Items from a figure collection
○ ○ ○ ○ ○ ○ ○
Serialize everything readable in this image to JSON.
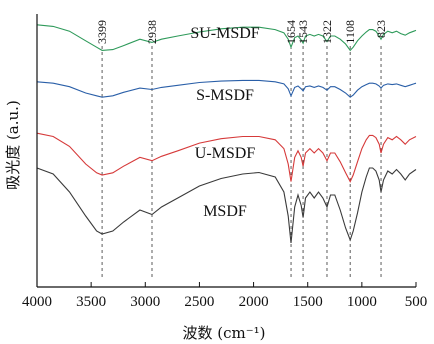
{
  "chart_data": {
    "type": "line",
    "xlabel": "波数 (cm⁻¹)",
    "ylabel": "吸光度 (a.u.)",
    "xlim": [
      4000,
      500
    ],
    "x_reversed": true,
    "x_ticks": [
      "4000",
      "3500",
      "3000",
      "2500",
      "2000",
      "1500",
      "1000",
      "500"
    ],
    "x_tick_values": [
      4000,
      3500,
      3000,
      2500,
      2000,
      1500,
      1000,
      500
    ],
    "y_ticks": false,
    "grid": false,
    "reference_lines": [
      {
        "x": 3399,
        "label": "3399"
      },
      {
        "x": 2938,
        "label": "2938"
      },
      {
        "x": 1654,
        "label": "1654"
      },
      {
        "x": 1543,
        "label": "1543"
      },
      {
        "x": 1322,
        "label": "1322"
      },
      {
        "x": 1108,
        "label": "1108"
      },
      {
        "x": 823,
        "label": "823"
      }
    ],
    "series": [
      {
        "name": "SU-MSDF",
        "color": "#2e9a5a",
        "points": [
          [
            4000,
            0.94
          ],
          [
            3850,
            0.92
          ],
          [
            3700,
            0.86
          ],
          [
            3550,
            0.74
          ],
          [
            3450,
            0.66
          ],
          [
            3399,
            0.62
          ],
          [
            3300,
            0.63
          ],
          [
            3200,
            0.68
          ],
          [
            3050,
            0.76
          ],
          [
            2938,
            0.72
          ],
          [
            2850,
            0.76
          ],
          [
            2700,
            0.8
          ],
          [
            2500,
            0.85
          ],
          [
            2300,
            0.89
          ],
          [
            2100,
            0.91
          ],
          [
            1950,
            0.91
          ],
          [
            1800,
            0.88
          ],
          [
            1720,
            0.84
          ],
          [
            1680,
            0.76
          ],
          [
            1654,
            0.66
          ],
          [
            1620,
            0.78
          ],
          [
            1590,
            0.8
          ],
          [
            1560,
            0.75
          ],
          [
            1543,
            0.71
          ],
          [
            1520,
            0.8
          ],
          [
            1480,
            0.82
          ],
          [
            1440,
            0.8
          ],
          [
            1400,
            0.82
          ],
          [
            1360,
            0.8
          ],
          [
            1322,
            0.73
          ],
          [
            1290,
            0.8
          ],
          [
            1250,
            0.8
          ],
          [
            1200,
            0.76
          ],
          [
            1150,
            0.7
          ],
          [
            1108,
            0.62
          ],
          [
            1080,
            0.66
          ],
          [
            1040,
            0.74
          ],
          [
            1000,
            0.8
          ],
          [
            960,
            0.85
          ],
          [
            930,
            0.88
          ],
          [
            900,
            0.88
          ],
          [
            870,
            0.86
          ],
          [
            840,
            0.8
          ],
          [
            823,
            0.76
          ],
          [
            800,
            0.82
          ],
          [
            760,
            0.86
          ],
          [
            720,
            0.84
          ],
          [
            680,
            0.86
          ],
          [
            640,
            0.83
          ],
          [
            600,
            0.81
          ],
          [
            560,
            0.84
          ],
          [
            520,
            0.86
          ],
          [
            500,
            0.87
          ]
        ]
      },
      {
        "name": "S-MSDF",
        "color": "#2a5fa8",
        "points": [
          [
            4000,
            0.86
          ],
          [
            3850,
            0.84
          ],
          [
            3700,
            0.79
          ],
          [
            3550,
            0.7
          ],
          [
            3450,
            0.66
          ],
          [
            3399,
            0.64
          ],
          [
            3300,
            0.66
          ],
          [
            3200,
            0.71
          ],
          [
            3050,
            0.77
          ],
          [
            2938,
            0.75
          ],
          [
            2850,
            0.78
          ],
          [
            2700,
            0.81
          ],
          [
            2500,
            0.85
          ],
          [
            2300,
            0.87
          ],
          [
            2100,
            0.88
          ],
          [
            1950,
            0.88
          ],
          [
            1800,
            0.86
          ],
          [
            1720,
            0.83
          ],
          [
            1680,
            0.76
          ],
          [
            1654,
            0.66
          ],
          [
            1620,
            0.78
          ],
          [
            1590,
            0.8
          ],
          [
            1560,
            0.76
          ],
          [
            1543,
            0.73
          ],
          [
            1520,
            0.79
          ],
          [
            1480,
            0.8
          ],
          [
            1440,
            0.78
          ],
          [
            1400,
            0.8
          ],
          [
            1360,
            0.78
          ],
          [
            1322,
            0.74
          ],
          [
            1290,
            0.79
          ],
          [
            1250,
            0.79
          ],
          [
            1200,
            0.75
          ],
          [
            1150,
            0.7
          ],
          [
            1108,
            0.64
          ],
          [
            1080,
            0.67
          ],
          [
            1040,
            0.74
          ],
          [
            1000,
            0.79
          ],
          [
            960,
            0.82
          ],
          [
            930,
            0.84
          ],
          [
            900,
            0.84
          ],
          [
            870,
            0.83
          ],
          [
            840,
            0.8
          ],
          [
            823,
            0.77
          ],
          [
            800,
            0.81
          ],
          [
            760,
            0.83
          ],
          [
            720,
            0.82
          ],
          [
            680,
            0.83
          ],
          [
            640,
            0.81
          ],
          [
            600,
            0.79
          ],
          [
            560,
            0.81
          ],
          [
            520,
            0.83
          ],
          [
            500,
            0.84
          ]
        ]
      },
      {
        "name": "U-MSDF",
        "color": "#d63a3a",
        "points": [
          [
            4000,
            0.88
          ],
          [
            3850,
            0.85
          ],
          [
            3700,
            0.76
          ],
          [
            3550,
            0.6
          ],
          [
            3450,
            0.52
          ],
          [
            3399,
            0.5
          ],
          [
            3300,
            0.52
          ],
          [
            3200,
            0.58
          ],
          [
            3050,
            0.66
          ],
          [
            2938,
            0.63
          ],
          [
            2850,
            0.67
          ],
          [
            2700,
            0.72
          ],
          [
            2500,
            0.79
          ],
          [
            2300,
            0.83
          ],
          [
            2100,
            0.85
          ],
          [
            1950,
            0.85
          ],
          [
            1800,
            0.82
          ],
          [
            1720,
            0.74
          ],
          [
            1680,
            0.6
          ],
          [
            1654,
            0.44
          ],
          [
            1620,
            0.66
          ],
          [
            1590,
            0.72
          ],
          [
            1560,
            0.66
          ],
          [
            1543,
            0.58
          ],
          [
            1520,
            0.7
          ],
          [
            1480,
            0.74
          ],
          [
            1440,
            0.7
          ],
          [
            1400,
            0.74
          ],
          [
            1360,
            0.7
          ],
          [
            1322,
            0.63
          ],
          [
            1290,
            0.7
          ],
          [
            1250,
            0.7
          ],
          [
            1200,
            0.62
          ],
          [
            1150,
            0.52
          ],
          [
            1108,
            0.44
          ],
          [
            1080,
            0.5
          ],
          [
            1040,
            0.62
          ],
          [
            1000,
            0.74
          ],
          [
            960,
            0.82
          ],
          [
            930,
            0.86
          ],
          [
            900,
            0.86
          ],
          [
            870,
            0.84
          ],
          [
            840,
            0.78
          ],
          [
            823,
            0.7
          ],
          [
            800,
            0.78
          ],
          [
            760,
            0.84
          ],
          [
            720,
            0.82
          ],
          [
            680,
            0.85
          ],
          [
            640,
            0.82
          ],
          [
            600,
            0.78
          ],
          [
            560,
            0.82
          ],
          [
            520,
            0.84
          ],
          [
            500,
            0.85
          ]
        ]
      },
      {
        "name": "MSDF",
        "color": "#3a3a3a",
        "points": [
          [
            4000,
            0.88
          ],
          [
            3850,
            0.84
          ],
          [
            3700,
            0.72
          ],
          [
            3550,
            0.56
          ],
          [
            3450,
            0.46
          ],
          [
            3399,
            0.44
          ],
          [
            3300,
            0.46
          ],
          [
            3200,
            0.52
          ],
          [
            3050,
            0.6
          ],
          [
            2938,
            0.57
          ],
          [
            2850,
            0.62
          ],
          [
            2700,
            0.68
          ],
          [
            2500,
            0.76
          ],
          [
            2300,
            0.81
          ],
          [
            2100,
            0.84
          ],
          [
            1950,
            0.85
          ],
          [
            1800,
            0.82
          ],
          [
            1720,
            0.72
          ],
          [
            1680,
            0.56
          ],
          [
            1654,
            0.38
          ],
          [
            1620,
            0.62
          ],
          [
            1590,
            0.7
          ],
          [
            1560,
            0.63
          ],
          [
            1543,
            0.55
          ],
          [
            1520,
            0.68
          ],
          [
            1480,
            0.72
          ],
          [
            1440,
            0.68
          ],
          [
            1400,
            0.72
          ],
          [
            1360,
            0.68
          ],
          [
            1322,
            0.62
          ],
          [
            1290,
            0.7
          ],
          [
            1250,
            0.7
          ],
          [
            1200,
            0.6
          ],
          [
            1150,
            0.48
          ],
          [
            1108,
            0.4
          ],
          [
            1080,
            0.46
          ],
          [
            1040,
            0.58
          ],
          [
            1000,
            0.72
          ],
          [
            960,
            0.82
          ],
          [
            930,
            0.88
          ],
          [
            900,
            0.88
          ],
          [
            870,
            0.86
          ],
          [
            840,
            0.8
          ],
          [
            823,
            0.72
          ],
          [
            800,
            0.8
          ],
          [
            760,
            0.86
          ],
          [
            720,
            0.84
          ],
          [
            680,
            0.87
          ],
          [
            640,
            0.84
          ],
          [
            600,
            0.8
          ],
          [
            560,
            0.84
          ],
          [
            520,
            0.86
          ],
          [
            500,
            0.87
          ]
        ]
      }
    ]
  }
}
○ ○ ○ ○ ○ ○ ○
Given exercise:
Look over the listing. Pull out every line with the string "MSDF" in it.

Output of the exercise:
        "name": "SU-MSDF",
        "name": "S-MSDF",
        "name": "U-MSDF",
        "name": "MSDF",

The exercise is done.